▶ **Set task**: Lift out all lines below that contain "title".

***** Dataset records *****

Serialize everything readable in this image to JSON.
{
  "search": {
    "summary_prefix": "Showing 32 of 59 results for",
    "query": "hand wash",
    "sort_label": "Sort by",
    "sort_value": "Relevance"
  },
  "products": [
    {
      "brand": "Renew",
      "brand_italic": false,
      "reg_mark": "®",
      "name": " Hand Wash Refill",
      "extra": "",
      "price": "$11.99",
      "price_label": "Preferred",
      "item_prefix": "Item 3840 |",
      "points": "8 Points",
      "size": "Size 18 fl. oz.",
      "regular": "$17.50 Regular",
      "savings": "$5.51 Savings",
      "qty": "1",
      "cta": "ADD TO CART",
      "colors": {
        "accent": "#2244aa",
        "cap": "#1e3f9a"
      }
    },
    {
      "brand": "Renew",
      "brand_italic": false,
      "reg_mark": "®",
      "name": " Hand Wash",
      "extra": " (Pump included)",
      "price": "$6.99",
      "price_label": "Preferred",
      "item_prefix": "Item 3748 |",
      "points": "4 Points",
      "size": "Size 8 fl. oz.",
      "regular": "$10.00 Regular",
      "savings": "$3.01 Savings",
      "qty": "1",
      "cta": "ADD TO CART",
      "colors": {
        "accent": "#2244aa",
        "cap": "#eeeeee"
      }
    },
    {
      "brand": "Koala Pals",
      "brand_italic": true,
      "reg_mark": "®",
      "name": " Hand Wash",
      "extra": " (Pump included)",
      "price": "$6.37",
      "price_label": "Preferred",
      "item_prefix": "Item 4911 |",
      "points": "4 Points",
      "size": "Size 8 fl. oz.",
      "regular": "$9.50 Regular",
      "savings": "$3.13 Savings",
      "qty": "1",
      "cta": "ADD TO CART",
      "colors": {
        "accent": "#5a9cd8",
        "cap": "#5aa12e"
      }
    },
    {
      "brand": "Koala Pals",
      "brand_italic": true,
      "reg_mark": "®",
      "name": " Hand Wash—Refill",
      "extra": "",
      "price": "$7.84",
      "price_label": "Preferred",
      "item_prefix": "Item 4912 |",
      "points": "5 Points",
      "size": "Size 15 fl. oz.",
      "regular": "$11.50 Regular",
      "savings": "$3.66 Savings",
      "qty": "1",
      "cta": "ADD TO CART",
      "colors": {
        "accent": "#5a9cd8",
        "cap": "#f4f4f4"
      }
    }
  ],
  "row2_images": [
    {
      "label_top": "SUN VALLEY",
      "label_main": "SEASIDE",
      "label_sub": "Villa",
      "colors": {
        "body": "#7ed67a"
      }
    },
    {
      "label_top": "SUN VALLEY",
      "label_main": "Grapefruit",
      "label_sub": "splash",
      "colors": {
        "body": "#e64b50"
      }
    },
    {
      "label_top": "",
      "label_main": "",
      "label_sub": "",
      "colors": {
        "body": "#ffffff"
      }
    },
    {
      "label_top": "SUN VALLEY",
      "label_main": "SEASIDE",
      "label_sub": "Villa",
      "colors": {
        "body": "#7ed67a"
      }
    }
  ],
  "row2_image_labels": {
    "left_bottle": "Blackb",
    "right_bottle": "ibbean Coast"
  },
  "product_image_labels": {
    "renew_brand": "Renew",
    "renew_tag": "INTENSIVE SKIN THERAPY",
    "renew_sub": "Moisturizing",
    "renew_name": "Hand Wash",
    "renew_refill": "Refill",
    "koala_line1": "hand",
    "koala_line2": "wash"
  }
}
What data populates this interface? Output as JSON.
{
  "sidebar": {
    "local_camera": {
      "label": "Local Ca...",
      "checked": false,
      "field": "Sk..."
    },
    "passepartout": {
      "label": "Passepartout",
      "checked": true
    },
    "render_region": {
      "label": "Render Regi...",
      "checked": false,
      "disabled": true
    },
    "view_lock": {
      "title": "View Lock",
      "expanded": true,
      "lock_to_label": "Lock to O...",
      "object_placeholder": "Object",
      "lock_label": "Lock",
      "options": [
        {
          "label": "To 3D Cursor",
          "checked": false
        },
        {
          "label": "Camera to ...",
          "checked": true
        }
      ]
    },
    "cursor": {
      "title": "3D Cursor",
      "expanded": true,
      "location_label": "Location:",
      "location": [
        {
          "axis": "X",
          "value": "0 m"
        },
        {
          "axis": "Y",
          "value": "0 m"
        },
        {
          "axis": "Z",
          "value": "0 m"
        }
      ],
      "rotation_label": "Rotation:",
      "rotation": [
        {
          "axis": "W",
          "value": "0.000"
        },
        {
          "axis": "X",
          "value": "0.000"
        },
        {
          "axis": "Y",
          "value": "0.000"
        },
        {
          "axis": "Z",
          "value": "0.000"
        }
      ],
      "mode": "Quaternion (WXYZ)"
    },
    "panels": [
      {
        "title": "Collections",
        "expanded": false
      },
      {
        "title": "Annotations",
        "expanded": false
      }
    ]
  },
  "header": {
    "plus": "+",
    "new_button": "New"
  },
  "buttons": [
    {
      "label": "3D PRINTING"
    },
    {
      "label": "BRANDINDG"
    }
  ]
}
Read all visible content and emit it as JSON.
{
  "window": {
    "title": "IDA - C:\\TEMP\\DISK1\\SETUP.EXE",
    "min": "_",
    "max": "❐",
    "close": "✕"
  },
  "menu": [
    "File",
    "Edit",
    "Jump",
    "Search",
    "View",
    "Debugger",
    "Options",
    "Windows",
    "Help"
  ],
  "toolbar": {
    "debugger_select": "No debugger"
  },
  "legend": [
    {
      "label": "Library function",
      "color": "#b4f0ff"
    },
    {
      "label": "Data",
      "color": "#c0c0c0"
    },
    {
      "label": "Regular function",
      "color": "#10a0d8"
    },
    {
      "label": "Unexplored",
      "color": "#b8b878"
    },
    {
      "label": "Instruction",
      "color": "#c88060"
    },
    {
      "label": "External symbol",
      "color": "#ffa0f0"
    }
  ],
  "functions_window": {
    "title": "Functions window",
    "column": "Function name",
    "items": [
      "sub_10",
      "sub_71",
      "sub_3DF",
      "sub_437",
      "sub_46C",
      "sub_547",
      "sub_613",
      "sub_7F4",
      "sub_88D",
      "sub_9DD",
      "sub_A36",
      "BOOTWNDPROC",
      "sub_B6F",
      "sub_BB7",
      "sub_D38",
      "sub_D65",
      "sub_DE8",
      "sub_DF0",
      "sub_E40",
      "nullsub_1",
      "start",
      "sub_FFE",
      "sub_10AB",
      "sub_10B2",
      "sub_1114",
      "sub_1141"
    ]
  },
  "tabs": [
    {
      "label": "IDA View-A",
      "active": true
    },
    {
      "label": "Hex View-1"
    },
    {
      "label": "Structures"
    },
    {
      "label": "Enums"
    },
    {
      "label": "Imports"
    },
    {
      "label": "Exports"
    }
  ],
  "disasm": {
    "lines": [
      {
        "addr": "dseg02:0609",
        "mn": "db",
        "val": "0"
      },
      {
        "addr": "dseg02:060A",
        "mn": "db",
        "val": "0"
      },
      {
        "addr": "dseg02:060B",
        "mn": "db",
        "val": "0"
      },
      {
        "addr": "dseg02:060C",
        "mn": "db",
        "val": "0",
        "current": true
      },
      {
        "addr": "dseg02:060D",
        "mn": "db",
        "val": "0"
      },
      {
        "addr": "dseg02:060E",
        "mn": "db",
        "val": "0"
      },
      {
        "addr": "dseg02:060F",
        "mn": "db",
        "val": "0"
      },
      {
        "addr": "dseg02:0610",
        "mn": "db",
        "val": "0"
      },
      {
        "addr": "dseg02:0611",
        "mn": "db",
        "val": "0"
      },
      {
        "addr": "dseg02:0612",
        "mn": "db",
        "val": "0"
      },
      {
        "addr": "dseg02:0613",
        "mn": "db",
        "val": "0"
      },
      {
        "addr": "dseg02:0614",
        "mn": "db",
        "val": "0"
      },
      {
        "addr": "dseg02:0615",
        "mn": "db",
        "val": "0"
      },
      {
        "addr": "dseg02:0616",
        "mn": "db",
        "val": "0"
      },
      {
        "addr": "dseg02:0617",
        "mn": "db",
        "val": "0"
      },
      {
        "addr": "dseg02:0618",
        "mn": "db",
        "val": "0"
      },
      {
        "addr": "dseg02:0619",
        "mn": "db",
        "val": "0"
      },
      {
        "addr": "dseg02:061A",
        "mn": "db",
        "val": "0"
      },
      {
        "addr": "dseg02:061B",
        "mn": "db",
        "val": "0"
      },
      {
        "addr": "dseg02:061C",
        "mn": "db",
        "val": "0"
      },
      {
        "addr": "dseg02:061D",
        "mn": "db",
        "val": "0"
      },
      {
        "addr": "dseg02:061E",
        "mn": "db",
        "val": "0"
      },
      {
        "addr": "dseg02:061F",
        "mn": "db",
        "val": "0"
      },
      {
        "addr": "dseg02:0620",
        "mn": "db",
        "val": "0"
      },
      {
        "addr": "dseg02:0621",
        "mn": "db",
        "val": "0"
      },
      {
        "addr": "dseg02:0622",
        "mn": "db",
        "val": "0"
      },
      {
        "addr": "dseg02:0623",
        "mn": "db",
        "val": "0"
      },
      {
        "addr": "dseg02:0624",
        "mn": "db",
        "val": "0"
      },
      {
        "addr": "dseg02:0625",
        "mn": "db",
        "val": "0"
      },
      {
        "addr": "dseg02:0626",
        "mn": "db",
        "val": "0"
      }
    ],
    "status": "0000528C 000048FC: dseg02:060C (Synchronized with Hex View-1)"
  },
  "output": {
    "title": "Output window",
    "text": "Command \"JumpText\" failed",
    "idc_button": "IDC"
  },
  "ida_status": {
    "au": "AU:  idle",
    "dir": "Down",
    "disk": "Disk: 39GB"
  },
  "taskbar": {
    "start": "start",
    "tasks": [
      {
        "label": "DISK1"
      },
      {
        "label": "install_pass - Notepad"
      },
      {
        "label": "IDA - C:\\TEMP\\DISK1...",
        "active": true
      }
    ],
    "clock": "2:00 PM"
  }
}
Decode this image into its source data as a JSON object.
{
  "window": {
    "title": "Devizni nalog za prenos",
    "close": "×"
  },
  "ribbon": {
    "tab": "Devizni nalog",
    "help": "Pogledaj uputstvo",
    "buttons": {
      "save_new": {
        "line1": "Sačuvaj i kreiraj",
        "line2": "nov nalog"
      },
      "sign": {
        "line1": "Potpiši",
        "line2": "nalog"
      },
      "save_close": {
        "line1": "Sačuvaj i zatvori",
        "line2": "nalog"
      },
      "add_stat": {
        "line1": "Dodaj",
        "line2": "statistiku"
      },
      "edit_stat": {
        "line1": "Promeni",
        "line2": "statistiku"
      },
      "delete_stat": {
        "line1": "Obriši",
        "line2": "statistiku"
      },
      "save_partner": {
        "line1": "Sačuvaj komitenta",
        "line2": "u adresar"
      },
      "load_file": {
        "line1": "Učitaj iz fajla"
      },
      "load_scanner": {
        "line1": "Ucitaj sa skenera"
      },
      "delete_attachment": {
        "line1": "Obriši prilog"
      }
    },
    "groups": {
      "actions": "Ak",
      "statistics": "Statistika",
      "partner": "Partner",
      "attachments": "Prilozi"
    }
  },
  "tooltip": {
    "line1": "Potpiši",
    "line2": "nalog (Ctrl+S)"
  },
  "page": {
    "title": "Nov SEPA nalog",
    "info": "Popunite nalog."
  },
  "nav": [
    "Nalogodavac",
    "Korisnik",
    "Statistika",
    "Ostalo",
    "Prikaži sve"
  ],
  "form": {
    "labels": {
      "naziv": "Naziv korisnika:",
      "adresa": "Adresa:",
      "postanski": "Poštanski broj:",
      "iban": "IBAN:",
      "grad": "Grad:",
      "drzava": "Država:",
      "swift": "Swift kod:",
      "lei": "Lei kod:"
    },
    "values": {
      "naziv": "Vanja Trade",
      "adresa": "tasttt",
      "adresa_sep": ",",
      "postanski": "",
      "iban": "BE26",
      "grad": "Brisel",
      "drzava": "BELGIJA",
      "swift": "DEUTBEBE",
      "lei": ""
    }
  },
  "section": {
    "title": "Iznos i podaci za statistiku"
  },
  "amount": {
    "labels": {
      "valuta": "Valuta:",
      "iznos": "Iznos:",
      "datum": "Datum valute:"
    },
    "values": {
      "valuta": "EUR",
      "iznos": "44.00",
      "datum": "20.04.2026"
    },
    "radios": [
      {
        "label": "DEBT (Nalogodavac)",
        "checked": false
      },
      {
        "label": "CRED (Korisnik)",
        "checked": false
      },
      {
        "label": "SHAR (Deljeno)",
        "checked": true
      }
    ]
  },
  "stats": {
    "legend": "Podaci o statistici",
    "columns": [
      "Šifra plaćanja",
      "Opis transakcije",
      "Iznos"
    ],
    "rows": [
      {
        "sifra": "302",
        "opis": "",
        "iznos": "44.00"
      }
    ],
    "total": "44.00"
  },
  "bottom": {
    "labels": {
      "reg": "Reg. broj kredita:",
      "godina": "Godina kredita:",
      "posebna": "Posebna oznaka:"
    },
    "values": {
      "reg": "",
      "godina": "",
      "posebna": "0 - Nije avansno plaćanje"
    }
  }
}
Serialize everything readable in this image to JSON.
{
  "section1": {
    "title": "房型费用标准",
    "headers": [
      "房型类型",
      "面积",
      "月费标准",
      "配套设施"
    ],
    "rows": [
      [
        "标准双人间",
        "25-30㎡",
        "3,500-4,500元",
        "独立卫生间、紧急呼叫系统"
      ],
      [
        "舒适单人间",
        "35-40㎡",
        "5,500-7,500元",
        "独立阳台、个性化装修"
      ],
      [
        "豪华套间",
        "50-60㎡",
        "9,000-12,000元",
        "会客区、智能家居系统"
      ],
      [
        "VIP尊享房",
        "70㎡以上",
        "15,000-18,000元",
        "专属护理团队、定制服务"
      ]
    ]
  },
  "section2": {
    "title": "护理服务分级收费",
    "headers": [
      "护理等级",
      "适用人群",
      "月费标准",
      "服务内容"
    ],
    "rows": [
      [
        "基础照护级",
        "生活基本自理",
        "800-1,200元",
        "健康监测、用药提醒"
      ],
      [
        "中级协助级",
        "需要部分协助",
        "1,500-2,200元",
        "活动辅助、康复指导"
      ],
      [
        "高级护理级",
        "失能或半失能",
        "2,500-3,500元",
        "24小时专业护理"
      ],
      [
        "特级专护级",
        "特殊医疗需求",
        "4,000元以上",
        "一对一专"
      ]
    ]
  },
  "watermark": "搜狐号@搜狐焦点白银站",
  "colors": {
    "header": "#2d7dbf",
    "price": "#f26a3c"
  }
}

*****

▶ **Exercise response**:
      "title": "View Lock",
      "title": "3D Cursor",
        "title": "Collections",
        "title": "Annotations",
    "title": "IDA - C:\\TEMP\\DISK1\\SETUP.EXE",
    "title": "Functions window",
    "title": "Output window",
    "title": "Devizni nalog za prenos",
    "title": "Nov SEPA nalog",
    "title": "Iznos i podaci za statistiku"
    "title": "房型费用标准",
    "title": "护理服务分级收费",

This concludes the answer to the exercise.